Dataset entries
○ ○ ○ ○ ○ ○ ○

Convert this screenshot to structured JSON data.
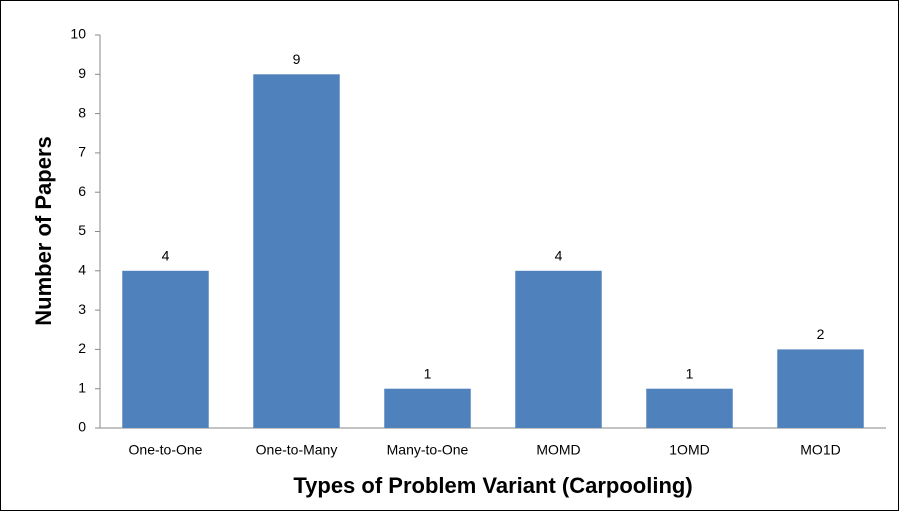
{
  "chart_data": {
    "type": "bar",
    "x_label": "Types of Problem Variant (Carpooling)",
    "y_label": "Number of Papers",
    "categories": [
      "One-to-One",
      "One-to-Many",
      "Many-to-One",
      "MOMD",
      "1OMD",
      "MO1D"
    ],
    "values": [
      4,
      9,
      1,
      4,
      1,
      2
    ],
    "color": "#4f81bd",
    "ylim": [
      0,
      10
    ],
    "yticks": [
      0,
      1,
      2,
      3,
      4,
      5,
      6,
      7,
      8,
      9,
      10
    ],
    "grid": false
  }
}
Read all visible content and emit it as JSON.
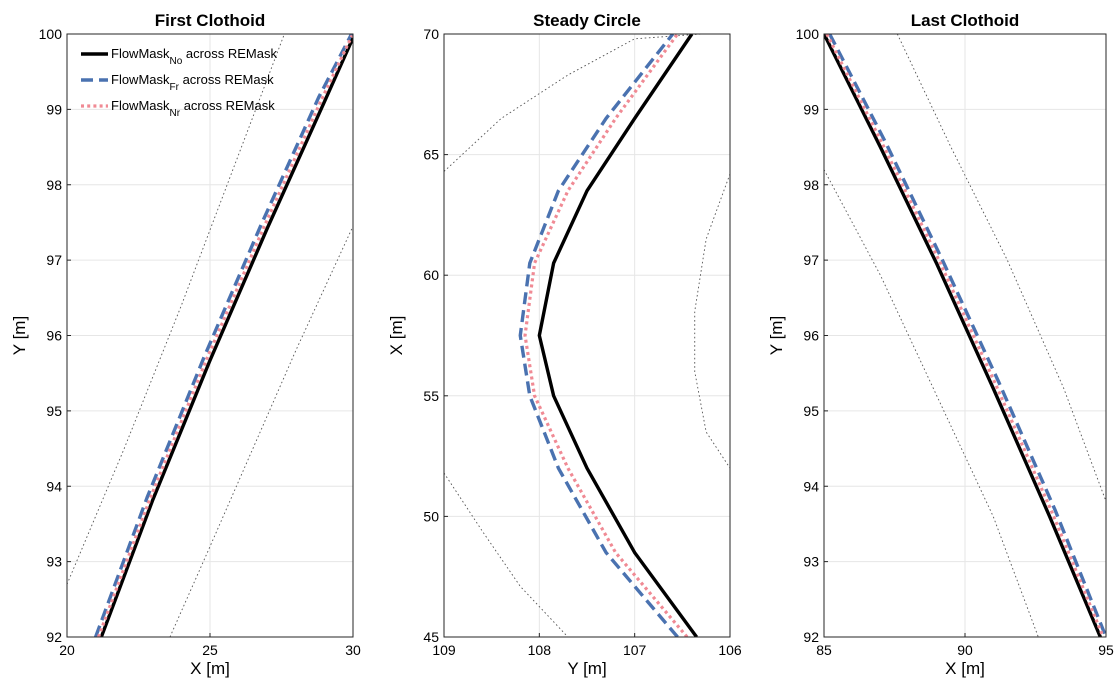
{
  "colors": {
    "flowmask_no": "#000000",
    "flowmask_fr": "#4a72b0",
    "flowmask_nr": "#f08a94",
    "boundary": "#555555",
    "grid": "#e6e6e6"
  },
  "legend": {
    "placement": "top-left",
    "entries": [
      {
        "series": "flowmask_no",
        "main": "FlowMask",
        "sub": "No",
        "suffix": " across REMask"
      },
      {
        "series": "flowmask_fr",
        "main": "FlowMask",
        "sub": "Fr",
        "suffix": " across REMask"
      },
      {
        "series": "flowmask_nr",
        "main": "FlowMask",
        "sub": "Nr",
        "suffix": " across REMask"
      }
    ]
  },
  "chart_data": [
    {
      "type": "line",
      "title": "First Clothoid",
      "xlabel": "X [m]",
      "ylabel": "Y [m]",
      "xlim": [
        20,
        30
      ],
      "ylim": [
        92,
        100
      ],
      "x_reversed": false,
      "xticks": [
        20,
        25,
        30
      ],
      "xtick_labels": [
        "20",
        "25",
        "30"
      ],
      "yticks": [
        92,
        93,
        94,
        95,
        96,
        97,
        98,
        99,
        100
      ],
      "ytick_labels": [
        "92",
        "93",
        "94",
        "95",
        "96",
        "97",
        "98",
        "99",
        "100"
      ],
      "grid": true,
      "series": [
        {
          "key": "flowmask_no",
          "style": "solid",
          "x": [
            21.2,
            23.0,
            25.0,
            27.0,
            29.0,
            30.0
          ],
          "y": [
            92.0,
            93.82,
            95.67,
            97.42,
            99.1,
            99.95
          ]
        },
        {
          "key": "flowmask_fr",
          "style": "dashed",
          "x": [
            21.0,
            22.8,
            24.8,
            26.8,
            28.8,
            29.95
          ],
          "y": [
            92.0,
            93.85,
            95.72,
            97.48,
            99.16,
            100.0
          ]
        },
        {
          "key": "flowmask_nr",
          "style": "dotted",
          "x": [
            21.1,
            22.9,
            24.9,
            26.9,
            28.9,
            29.97
          ],
          "y": [
            92.0,
            93.83,
            95.7,
            97.45,
            99.13,
            99.98
          ]
        },
        {
          "key": "boundary",
          "style": "boundary",
          "x": [
            20.0,
            22.0,
            24.0,
            26.0,
            27.6
          ],
          "y": [
            92.7,
            94.5,
            96.4,
            98.4,
            100.0
          ]
        },
        {
          "key": "boundary",
          "style": "boundary",
          "x": [
            23.6,
            25.0,
            26.5,
            28.0,
            30.0
          ],
          "y": [
            92.0,
            93.2,
            94.5,
            95.8,
            97.45
          ]
        }
      ]
    },
    {
      "type": "line",
      "title": "Steady Circle",
      "xlabel": "Y [m]",
      "ylabel": "X [m]",
      "xlim": [
        109,
        106
      ],
      "ylim": [
        45,
        70
      ],
      "x_reversed": true,
      "xticks": [
        109,
        108,
        107,
        106
      ],
      "xtick_labels": [
        "109",
        "108",
        "107",
        "106"
      ],
      "yticks": [
        45,
        50,
        55,
        60,
        65,
        70
      ],
      "ytick_labels": [
        "45",
        "50",
        "55",
        "60",
        "65",
        "70"
      ],
      "grid": true,
      "series": [
        {
          "key": "flowmask_no",
          "style": "solid",
          "x": [
            106.35,
            107.0,
            107.5,
            107.85,
            108.0,
            107.85,
            107.5,
            107.0,
            106.4
          ],
          "y": [
            45.0,
            48.5,
            52.0,
            55.0,
            57.5,
            60.5,
            63.5,
            66.5,
            70.0
          ]
        },
        {
          "key": "flowmask_fr",
          "style": "dashed",
          "x": [
            106.55,
            107.3,
            107.8,
            108.1,
            108.2,
            108.1,
            107.8,
            107.3,
            106.6
          ],
          "y": [
            45.0,
            48.5,
            52.0,
            55.0,
            57.5,
            60.5,
            63.5,
            66.5,
            70.0
          ]
        },
        {
          "key": "flowmask_nr",
          "style": "dotted",
          "x": [
            106.45,
            107.2,
            107.7,
            108.05,
            108.15,
            108.05,
            107.7,
            107.2,
            106.55
          ],
          "y": [
            45.0,
            48.5,
            52.0,
            55.0,
            57.5,
            60.5,
            63.5,
            66.5,
            70.0
          ]
        },
        {
          "key": "boundary",
          "style": "boundary",
          "x": [
            109.0,
            108.4,
            107.7,
            107.0,
            106.3
          ],
          "y": [
            64.3,
            66.5,
            68.3,
            69.8,
            70.0
          ]
        },
        {
          "key": "boundary",
          "style": "boundary",
          "x": [
            109.0,
            108.6,
            108.2,
            107.7
          ],
          "y": [
            51.8,
            49.4,
            47.1,
            45.0
          ]
        },
        {
          "key": "boundary",
          "style": "boundary",
          "x": [
            106.0,
            106.25,
            106.37,
            106.37,
            106.25,
            106.0
          ],
          "y": [
            64.2,
            61.5,
            58.5,
            56.0,
            53.5,
            52.0
          ]
        }
      ]
    },
    {
      "type": "line",
      "title": "Last Clothoid",
      "xlabel": "X [m]",
      "ylabel": "Y [m]",
      "xlim": [
        85,
        95
      ],
      "ylim": [
        92,
        100
      ],
      "x_reversed": false,
      "xticks": [
        85,
        90,
        95
      ],
      "xtick_labels": [
        "85",
        "90",
        "95"
      ],
      "yticks": [
        92,
        93,
        94,
        95,
        96,
        97,
        98,
        99,
        100
      ],
      "ytick_labels": [
        "92",
        "93",
        "94",
        "95",
        "96",
        "97",
        "98",
        "99",
        "100"
      ],
      "grid": true,
      "series": [
        {
          "key": "flowmask_no",
          "style": "solid",
          "x": [
            85.0,
            87.0,
            89.0,
            91.0,
            93.0,
            94.8
          ],
          "y": [
            100.0,
            98.5,
            96.95,
            95.3,
            93.6,
            92.0
          ]
        },
        {
          "key": "flowmask_fr",
          "style": "dashed",
          "x": [
            85.2,
            87.2,
            89.2,
            91.2,
            93.2,
            95.0
          ],
          "y": [
            100.0,
            98.55,
            97.0,
            95.38,
            93.68,
            92.0
          ]
        },
        {
          "key": "flowmask_nr",
          "style": "dotted",
          "x": [
            85.1,
            87.1,
            89.1,
            91.1,
            93.1,
            94.9
          ],
          "y": [
            100.0,
            98.52,
            96.98,
            95.34,
            93.64,
            92.0
          ]
        },
        {
          "key": "boundary",
          "style": "boundary",
          "x": [
            87.6,
            89.5,
            91.5,
            93.5,
            95.0
          ],
          "y": [
            100.0,
            98.5,
            97.0,
            95.3,
            93.8
          ]
        },
        {
          "key": "boundary",
          "style": "boundary",
          "x": [
            85.0,
            87.0,
            89.0,
            91.0,
            92.6
          ],
          "y": [
            98.2,
            96.8,
            95.2,
            93.6,
            92.0
          ]
        }
      ]
    }
  ]
}
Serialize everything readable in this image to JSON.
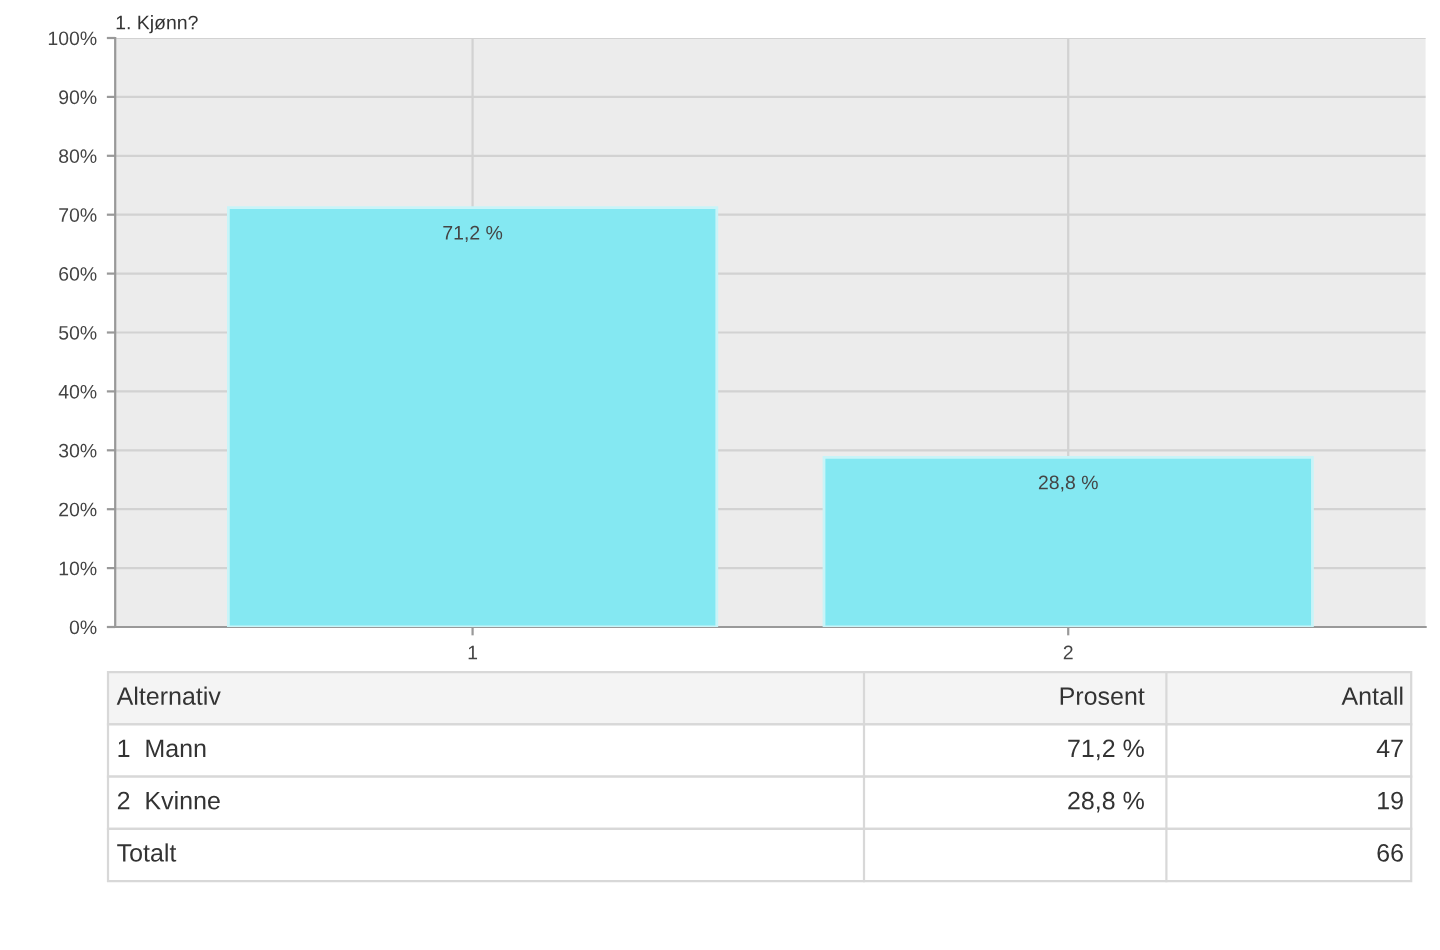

○ ○ ○ ○ ○ ○ ○

JOB: Your copy should match the records word for word, with the pictures removed.

SOLVED PROBLEM:
Convert this screenshot to structured JSON data.
{
  "chart_data": {
    "type": "bar",
    "x_label": "Types of Problem Variant (Carpooling)",
    "y_label": "Number of Papers",
    "categories": [
      "One-to-One",
      "One-to-Many",
      "Many-to-One",
      "MOMD",
      "1OMD",
      "MO1D"
    ],
    "values": [
      4,
      9,
      1,
      4,
      1,
      2
    ],
    "color": "#4f81bd",
    "ylim": [
      0,
      10
    ],
    "yticks": [
      0,
      1,
      2,
      3,
      4,
      5,
      6,
      7,
      8,
      9,
      10
    ],
    "grid": false
  }
}
Read all visible content and emit it as JSON.
{
  "colors": {
    "flowmask_no": "#000000",
    "flowmask_fr": "#4a72b0",
    "flowmask_nr": "#f08a94",
    "boundary": "#555555",
    "grid": "#e6e6e6"
  },
  "legend": {
    "placement": "top-left",
    "entries": [
      {
        "series": "flowmask_no",
        "main": "FlowMask",
        "sub": "No",
        "suffix": " across REMask"
      },
      {
        "series": "flowmask_fr",
        "main": "FlowMask",
        "sub": "Fr",
        "suffix": " across REMask"
      },
      {
        "series": "flowmask_nr",
        "main": "FlowMask",
        "sub": "Nr",
        "suffix": " across REMask"
      }
    ]
  },
  "chart_data": [
    {
      "type": "line",
      "title": "First Clothoid",
      "xlabel": "X [m]",
      "ylabel": "Y [m]",
      "xlim": [
        20,
        30
      ],
      "ylim": [
        92,
        100
      ],
      "x_reversed": false,
      "xticks": [
        20,
        25,
        30
      ],
      "xtick_labels": [
        "20",
        "25",
        "30"
      ],
      "yticks": [
        92,
        93,
        94,
        95,
        96,
        97,
        98,
        99,
        100
      ],
      "ytick_labels": [
        "92",
        "93",
        "94",
        "95",
        "96",
        "97",
        "98",
        "99",
        "100"
      ],
      "grid": true,
      "series": [
        {
          "key": "flowmask_no",
          "style": "solid",
          "x": [
            21.2,
            23.0,
            25.0,
            27.0,
            29.0,
            30.0
          ],
          "y": [
            92.0,
            93.82,
            95.67,
            97.42,
            99.1,
            99.95
          ]
        },
        {
          "key": "flowmask_fr",
          "style": "dashed",
          "x": [
            21.0,
            22.8,
            24.8,
            26.8,
            28.8,
            29.95
          ],
          "y": [
            92.0,
            93.85,
            95.72,
            97.48,
            99.16,
            100.0
          ]
        },
        {
          "key": "flowmask_nr",
          "style": "dotted",
          "x": [
            21.1,
            22.9,
            24.9,
            26.9,
            28.9,
            29.97
          ],
          "y": [
            92.0,
            93.83,
            95.7,
            97.45,
            99.13,
            99.98
          ]
        },
        {
          "key": "boundary",
          "style": "boundary",
          "x": [
            20.0,
            22.0,
            24.0,
            26.0,
            27.6
          ],
          "y": [
            92.7,
            94.5,
            96.4,
            98.4,
            100.0
          ]
        },
        {
          "key": "boundary",
          "style": "boundary",
          "x": [
            23.6,
            25.0,
            26.5,
            28.0,
            30.0
          ],
          "y": [
            92.0,
            93.2,
            94.5,
            95.8,
            97.45
          ]
        }
      ]
    },
    {
      "type": "line",
      "title": "Steady Circle",
      "xlabel": "Y [m]",
      "ylabel": "X [m]",
      "xlim": [
        109,
        106
      ],
      "ylim": [
        45,
        70
      ],
      "x_reversed": true,
      "xticks": [
        109,
        108,
        107,
        106
      ],
      "xtick_labels": [
        "109",
        "108",
        "107",
        "106"
      ],
      "yticks": [
        45,
        50,
        55,
        60,
        65,
        70
      ],
      "ytick_labels": [
        "45",
        "50",
        "55",
        "60",
        "65",
        "70"
      ],
      "grid": true,
      "series": [
        {
          "key": "flowmask_no",
          "style": "solid",
          "x": [
            106.35,
            107.0,
            107.5,
            107.85,
            108.0,
            107.85,
            107.5,
            107.0,
            106.4
          ],
          "y": [
            45.0,
            48.5,
            52.0,
            55.0,
            57.5,
            60.5,
            63.5,
            66.5,
            70.0
          ]
        },
        {
          "key": "flowmask_fr",
          "style": "dashed",
          "x": [
            106.55,
            107.3,
            107.8,
            108.1,
            108.2,
            108.1,
            107.8,
            107.3,
            106.6
          ],
          "y": [
            45.0,
            48.5,
            52.0,
            55.0,
            57.5,
            60.5,
            63.5,
            66.5,
            70.0
          ]
        },
        {
          "key": "flowmask_nr",
          "style": "dotted",
          "x": [
            106.45,
            107.2,
            107.7,
            108.05,
            108.15,
            108.05,
            107.7,
            107.2,
            106.55
          ],
          "y": [
            45.0,
            48.5,
            52.0,
            55.0,
            57.5,
            60.5,
            63.5,
            66.5,
            70.0
          ]
        },
        {
          "key": "boundary",
          "style": "boundary",
          "x": [
            109.0,
            108.4,
            107.7,
            107.0,
            106.3
          ],
          "y": [
            64.3,
            66.5,
            68.3,
            69.8,
            70.0
          ]
        },
        {
          "key": "boundary",
          "style": "boundary",
          "x": [
            109.0,
            108.6,
            108.2,
            107.7
          ],
          "y": [
            51.8,
            49.4,
            47.1,
            45.0
          ]
        },
        {
          "key": "boundary",
          "style": "boundary",
          "x": [
            106.0,
            106.25,
            106.37,
            106.37,
            106.25,
            106.0
          ],
          "y": [
            64.2,
            61.5,
            58.5,
            56.0,
            53.5,
            52.0
          ]
        }
      ]
    },
    {
      "type": "line",
      "title": "Last Clothoid",
      "xlabel": "X [m]",
      "ylabel": "Y [m]",
      "xlim": [
        85,
        95
      ],
      "ylim": [
        92,
        100
      ],
      "x_reversed": false,
      "xticks": [
        85,
        90,
        95
      ],
      "xtick_labels": [
        "85",
        "90",
        "95"
      ],
      "yticks": [
        92,
        93,
        94,
        95,
        96,
        97,
        98,
        99,
        100
      ],
      "ytick_labels": [
        "92",
        "93",
        "94",
        "95",
        "96",
        "97",
        "98",
        "99",
        "100"
      ],
      "grid": true,
      "series": [
        {
          "key": "flowmask_no",
          "style": "solid",
          "x": [
            85.0,
            87.0,
            89.0,
            91.0,
            93.0,
            94.8
          ],
          "y": [
            100.0,
            98.5,
            96.95,
            95.3,
            93.6,
            92.0
          ]
        },
        {
          "key": "flowmask_fr",
          "style": "dashed",
          "x": [
            85.2,
            87.2,
            89.2,
            91.2,
            93.2,
            95.0
          ],
          "y": [
            100.0,
            98.55,
            97.0,
            95.38,
            93.68,
            92.0
          ]
        },
        {
          "key": "flowmask_nr",
          "style": "dotted",
          "x": [
            85.1,
            87.1,
            89.1,
            91.1,
            93.1,
            94.9
          ],
          "y": [
            100.0,
            98.52,
            96.98,
            95.34,
            93.64,
            92.0
          ]
        },
        {
          "key": "boundary",
          "style": "boundary",
          "x": [
            87.6,
            89.5,
            91.5,
            93.5,
            95.0
          ],
          "y": [
            100.0,
            98.5,
            97.0,
            95.3,
            93.8
          ]
        },
        {
          "key": "boundary",
          "style": "boundary",
          "x": [
            85.0,
            87.0,
            89.0,
            91.0,
            92.6
          ],
          "y": [
            98.2,
            96.8,
            95.2,
            93.6,
            92.0
          ]
        }
      ]
    }
  ]
}
Serialize everything readable in this image to JSON.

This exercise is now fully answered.